**The task**: Gather every line in the listing below that contains the string "tick", and copy each one out. Case counts.

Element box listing
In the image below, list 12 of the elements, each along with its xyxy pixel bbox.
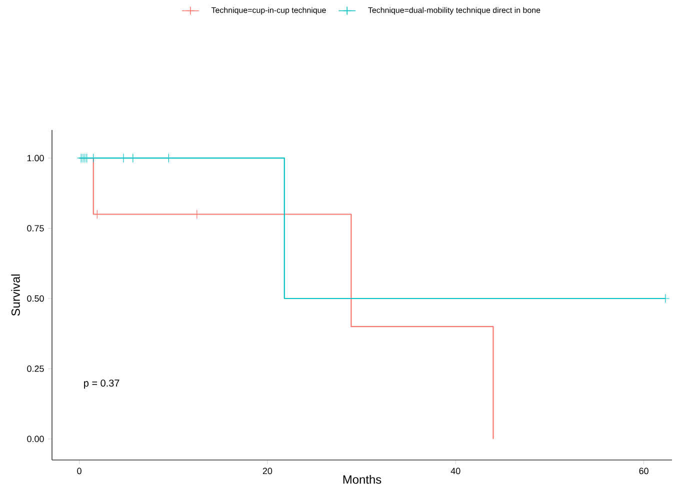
y-tick-label: 1.00 (27, 154, 44, 162)
y-tick-label: 0.00 (27, 436, 44, 442)
x-tick-label: 60 (639, 468, 648, 474)
x-tick-label: 40 (450, 468, 460, 474)
annotation: p = 0.37 (84, 380, 120, 389)
y-tick-label: 0.75 (27, 225, 44, 232)
y-axis-title: Survival (11, 274, 20, 316)
y-tick-label: 0.50 (27, 295, 44, 302)
y-tick-label: 0.25 (27, 366, 44, 372)
x-tick-label: 0 (77, 468, 82, 474)
x-axis-title: Months (343, 474, 382, 484)
x-tick-label: 20 (262, 468, 272, 474)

**Final result**:
y-tick-label: 1.00 (27, 154, 44, 162)
y-tick-label: 0.00 (27, 436, 44, 442)
x-tick-label: 60 (639, 468, 648, 474)
x-tick-label: 40 (450, 468, 460, 474)
y-tick-label: 0.75 (27, 225, 44, 232)
y-tick-label: 0.50 (27, 295, 44, 302)
y-tick-label: 0.25 (27, 366, 44, 372)
x-tick-label: 0 (77, 468, 82, 474)
x-tick-label: 20 (262, 468, 272, 474)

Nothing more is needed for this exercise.